Nothing in the records may be left out; restate them word for word.
THE DATA: Begin
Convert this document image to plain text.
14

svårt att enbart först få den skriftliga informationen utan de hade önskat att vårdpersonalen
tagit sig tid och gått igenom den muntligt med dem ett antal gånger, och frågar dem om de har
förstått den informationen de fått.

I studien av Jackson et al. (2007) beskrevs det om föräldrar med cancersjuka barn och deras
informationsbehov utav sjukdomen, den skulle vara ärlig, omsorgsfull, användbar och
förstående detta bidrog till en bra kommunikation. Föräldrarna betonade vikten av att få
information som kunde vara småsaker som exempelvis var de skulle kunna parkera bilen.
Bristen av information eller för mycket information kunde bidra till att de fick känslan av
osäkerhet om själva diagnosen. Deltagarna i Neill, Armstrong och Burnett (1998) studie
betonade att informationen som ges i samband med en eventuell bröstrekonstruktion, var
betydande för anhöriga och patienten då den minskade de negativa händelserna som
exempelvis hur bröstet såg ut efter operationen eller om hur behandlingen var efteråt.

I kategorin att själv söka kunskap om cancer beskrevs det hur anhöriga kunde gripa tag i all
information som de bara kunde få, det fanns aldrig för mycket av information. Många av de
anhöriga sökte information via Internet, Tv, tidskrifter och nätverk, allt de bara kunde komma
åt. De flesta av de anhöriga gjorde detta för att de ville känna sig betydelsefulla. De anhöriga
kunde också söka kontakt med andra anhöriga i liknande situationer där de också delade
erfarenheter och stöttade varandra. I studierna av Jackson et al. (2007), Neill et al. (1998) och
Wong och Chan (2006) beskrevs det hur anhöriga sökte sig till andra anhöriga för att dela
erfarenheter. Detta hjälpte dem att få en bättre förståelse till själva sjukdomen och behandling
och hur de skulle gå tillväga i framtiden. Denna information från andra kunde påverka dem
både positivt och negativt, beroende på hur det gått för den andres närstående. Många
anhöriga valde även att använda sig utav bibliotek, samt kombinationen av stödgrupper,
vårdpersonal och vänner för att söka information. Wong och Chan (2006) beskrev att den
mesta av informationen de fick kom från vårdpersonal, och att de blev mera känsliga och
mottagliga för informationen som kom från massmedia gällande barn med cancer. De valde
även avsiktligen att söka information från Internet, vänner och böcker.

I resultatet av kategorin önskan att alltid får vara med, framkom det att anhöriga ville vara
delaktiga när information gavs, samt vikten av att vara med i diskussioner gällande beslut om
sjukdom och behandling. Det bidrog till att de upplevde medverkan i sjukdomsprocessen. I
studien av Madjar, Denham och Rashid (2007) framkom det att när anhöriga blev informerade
THE DATA: End
SOLUTION FOR THIS EXERCISE
Convert this document image to plain text.
14

svårt att enbart först få den skriftliga informationen utan de hade önskat att vårdpersonalen
tagit sig tid och gått igenom den muntligt med dem ett antal gånger, och frågar dem om de har
förstått den informationen de fått.

I studien av Jackson et al. (2007) beskrevs det om föräldrar med cancersjuka barn och deras
informationsbehov utav sjukdomen, den skulle vara ärlig, omsorgsfull, användbar och
förstående detta bidrog till en bra kommunikation. Föräldrarna betonade vikten av att få
information som kunde vara småsaker som exempelvis var de skulle kunna parkera bilen.
Bristen av information eller för mycket information kunde bidra till att de fick känslan av
osäkerhet om själva diagnosen. Deltagarna i Neill, Armstrong och Burnett (1998) studie
betonade att informationen som ges i samband med en eventuell bröstrekonstruktion, var
betydande för anhöriga och patienten då den minskade de negativa händelserna som
exempelvis hur bröstet såg ut efter operationen eller om hur behandlingen var efteråt.

I kategorin att själv söka kunskap om cancer beskrevs det hur anhöriga kunde gripa tag i all
information som de bara kunde få, det fanns aldrig för mycket av information. Många av de
anhöriga sökte information via Internet, Tv, tidskrifter och nätverk, allt de bara kunde komma
åt. De flesta av de anhöriga gjorde detta för att de ville känna sig betydelsefulla. De anhöriga
kunde också söka kontakt med andra anhöriga i liknande situationer där de också delade
erfarenheter och stöttade varandra. I studierna av Jackson et al. (2007), Neill et al. (1998) och
Wong och Chan (2006) beskrevs det hur anhöriga sökte sig till andra anhöriga för att dela
erfarenheter. Detta hjälpte dem att få en bättre förståelse till själva sjukdomen och behandling
och hur de skulle gå tillväga i framtiden. Denna information från andra kunde påverka dem
både positivt och negativt, beroende på hur det gått för den andres närstående. Många
anhöriga valde även att använda sig utav bibliotek, samt kombinationen av stödgrupper,
vårdpersonal och vänner för att söka information. Wong och Chan (2006) beskrev att den
mesta av informationen de fick kom från vårdpersonal, och att de blev mera känsliga och
mottagliga för informationen som kom från massmedia gällande barn med cancer. De valde
även avsiktligen att söka information från Internet, vänner och böcker.

I resultatet av kategorin önskan att alltid får vara med, framkom det att anhöriga ville vara
delaktiga när information gavs, samt vikten av att vara med i diskussioner gällande beslut om
sjukdom och behandling. Det bidrog till att de upplevde medverkan i sjukdomsprocessen. I
studien av Madjar, Denham och Rashid (2007) framkom det att när anhöriga blev informerade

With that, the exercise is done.